→ Text segment:
═══
We all know the joke. We've all told it. Kids love to tell it over and over and over again, with as many different punch lines as possible. And now we've found out that famous award-winning artists... This description may be from another edition of this product.

Customer Reviews

5 ratings

Amusing Fun for Kids and Adults

In truth I only knew one of the writer/illustrators before coming into this book--Mo Williems, author of the Pigeon books and Knuffle Bunny (as well as others). I love the Pigeon books and have read them all (I even have a Pigeon plushie). I enjoyed this book even though I'm way above the target age (4-8); the different 'answers' to the question are certainly inventive and hilarious. Some are certainly better then others, but all 14 two-page spreads offer a creative answer to one of the oldest jokes around. At the end there is a spread with short blurbs from each author offering a quick joke illustrating who they are effectively plus beneath each is a short list of their books. A nice quick read that a young child will enjoy and even their parents or older siblings. Who knows it might even spark their imagination to come up with an even crazier reason.

To Give 14 Illustrators the Opportunity to Share Some Fun!

An inspired idea: Get 14 leading kids' book illustratos to write the illustrate their punch line to the old chestnut of a riddle "Why Did the Chicken Cross the Road." It's like a series of knock-knock jokes: Rapid-fire visual and written humor that proceeds in wonderfully silly fashion, even if a few are not quite as clever as the others. The 14 2-page spreads are like a narrow window into each illustrator's style and sense of humor. While each is unique, there were more similarities than I would have imagined. A common theme was that the chicken crossed to join some wild or unexpected extravaganza unavailable on the current side of the road. This might be am ultra-chic (chick?) new chicken house (Frazee), a Victorian-era picnic lunch (somewhat dull, but a great tapestry-like picture by Jerry Pinkney), a Cubist/Gaugin inspired tropical oasis in the middle of a vegetable patch (Grandpre)), or simply a huge sandwich at "Lou's Diner Across the ROad." (Catrow). The best of the lot, I think, are those that subvert the traditional elements of the joke. Leave it to Mo Willems to picture a chicken in a police station, nervously insisyinh "I'm telling you guys, I just did it to get to the other side! Honest!" while, in a deft visual pun, another detective pours charcoal on a grill. David Shannon and Lynn Mussinger approach the question somewhat matter-of-factly: Shannon answers, "Because the light was green," with a chicken, pig, and cow joy-riding--to the joy of kids, and the shock and dismay of adults. Mussinger replies "because the light said 'walk,'" and shows an entire street full of chickens and chickens only, including police-chicken, shoppers coming from "Coopingdale's," and a tiny chicken on roller skates--even the crosswalk sign shows a chicken walking. Others illustrators take a reverse approach, and rely on fantastic (as in "fantasy") answers and pictures. There's a two-page "Scoop from the Coop" spread in the back, in which the illustrators "explain" their answers, but do so jokingly,without giving adults or older kids any insight into their creative juices. Fortunately, there's a partial list of books they've illustrated, so that adults and kids can find more of their work. While a few of the scenes didn't quite work, this is a unique, funny, and very entertaining presentation. It'shigh concept, but in a very easily appreciated format.
═══
Element box annotations:
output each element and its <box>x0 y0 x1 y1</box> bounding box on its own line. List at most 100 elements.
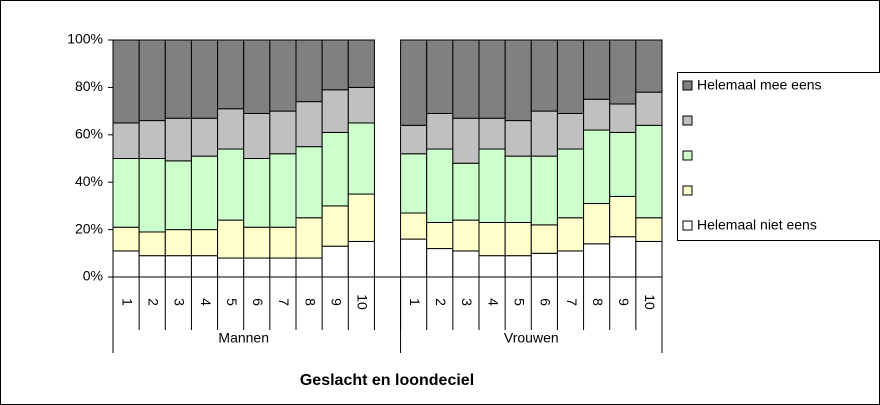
bar-segment <box>530 252 558 278</box>
bar-segment <box>190 117 219 157</box>
bar-segment <box>164 160 192 231</box>
legend-label: Helemaal mee eens <box>697 77 822 93</box>
x-tick-label: 3 <box>172 298 188 306</box>
bar-segment <box>556 112 585 150</box>
bar-segment <box>556 217 585 252</box>
bar-segment <box>452 117 480 164</box>
bar-segment <box>426 39 454 114</box>
bar-segment <box>295 101 323 148</box>
y-tick-label: 20% <box>75 220 103 236</box>
bar-segment <box>164 39 192 119</box>
group-label: Mannen <box>218 330 269 346</box>
bar-segment <box>243 226 271 259</box>
bar-segment <box>504 255 532 278</box>
legend-box <box>677 72 880 241</box>
bar-segment <box>478 255 506 278</box>
legend-swatch <box>682 150 693 161</box>
x-tick-label: 3 <box>459 298 475 306</box>
bar-segment <box>583 98 611 131</box>
legend-swatch <box>682 185 693 196</box>
group-label: Vrouwen <box>504 330 559 346</box>
bar-segment <box>321 205 349 247</box>
bar-segment <box>295 39 323 103</box>
y-tick-label: 80% <box>75 78 103 94</box>
bar-segment <box>295 217 323 259</box>
bar-segment <box>635 39 663 93</box>
bar-segment <box>530 110 558 157</box>
bar-segment <box>452 162 480 221</box>
x-tick-label: 6 <box>538 298 554 306</box>
bar-segment <box>530 224 558 254</box>
bar-segment <box>609 39 637 105</box>
bar-segment <box>347 86 375 124</box>
x-tick-label: 7 <box>564 298 580 306</box>
x-tick-label: 6 <box>250 298 266 306</box>
bar-segment <box>556 250 585 278</box>
x-tick-label: 4 <box>198 298 214 306</box>
bar-segment <box>530 39 558 112</box>
bar-segment <box>138 39 166 122</box>
bar-segment <box>112 226 140 252</box>
bar-segment <box>635 217 663 242</box>
bar-segment <box>243 158 271 228</box>
bar-segment <box>217 148 245 221</box>
bar-segment <box>609 195 637 238</box>
x-tick-label: 1 <box>407 298 423 306</box>
bar-segment <box>556 39 585 114</box>
x-axis-title: Geslacht en loondeciel <box>300 372 474 389</box>
x-tick-label: 2 <box>433 298 449 306</box>
bar-segment <box>504 120 532 157</box>
legend-swatch <box>682 115 693 126</box>
bar-segment <box>269 226 297 259</box>
bar-segment <box>635 91 663 126</box>
bar-segment <box>426 221 454 250</box>
x-tick-label: 5 <box>224 298 240 306</box>
bar-segment <box>269 110 297 155</box>
bar-segment <box>426 248 454 278</box>
bar-segment <box>478 117 506 150</box>
bar-segment <box>321 245 349 278</box>
bar-segment <box>478 39 506 119</box>
bar-segment <box>400 153 428 214</box>
bar-segment <box>217 39 245 110</box>
bar-segment <box>426 148 454 223</box>
x-tick-label: 9 <box>616 298 632 306</box>
bar-segment <box>269 257 297 278</box>
bar-segment <box>504 39 532 122</box>
bar-segment <box>190 155 219 231</box>
bar-segment <box>609 131 637 197</box>
bar-segment <box>556 148 585 219</box>
bar-segment <box>243 39 271 114</box>
x-tick-label: 10 <box>355 294 371 310</box>
bar-segment <box>112 250 140 278</box>
bar-segment <box>400 124 428 155</box>
bar-segment <box>635 240 663 278</box>
y-tick-label: 40% <box>75 173 103 189</box>
bar-segment <box>138 158 166 233</box>
x-tick-label: 8 <box>302 298 318 306</box>
bar-segment <box>635 124 663 219</box>
x-tick-label: 5 <box>512 298 528 306</box>
bar-segment <box>190 229 219 257</box>
bar-segment <box>347 240 375 278</box>
bar-segment <box>347 39 375 88</box>
bar-segment <box>112 39 140 124</box>
bar-segment <box>583 203 611 245</box>
legend-swatch <box>682 80 693 91</box>
bar-segment <box>400 238 428 278</box>
bar-segment <box>321 39 349 91</box>
bar-segment <box>400 39 428 126</box>
bar-segment <box>530 155 558 226</box>
bar-segment <box>164 255 192 278</box>
bar-segment <box>609 236 637 278</box>
bar-segment <box>347 193 375 242</box>
bar-segment <box>112 122 140 159</box>
bar-segment <box>217 219 245 259</box>
bar-segment <box>243 257 271 278</box>
y-tick-label: 0% <box>83 268 103 284</box>
bar-segment <box>295 146 323 219</box>
bar-segment <box>321 89 349 133</box>
x-tick-label: 7 <box>276 298 292 306</box>
bar-segment <box>243 112 271 159</box>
═══
→ Set of tasks:
A. In the book reviews, what target age range does the first reviewer give for the book?
B. According to the book reviews, why is the second reviewer glad that the back of the book includes a partial list of each illustrator's books?

→ Responses to the exercise:
A. Ages 4 to 8.

B. The illustrators explain their answers in the "Scoop from the Coop" spread only jokingly, without giving adults or older kids any insight into their creative process. The list at least lets adults and kids find more of their work.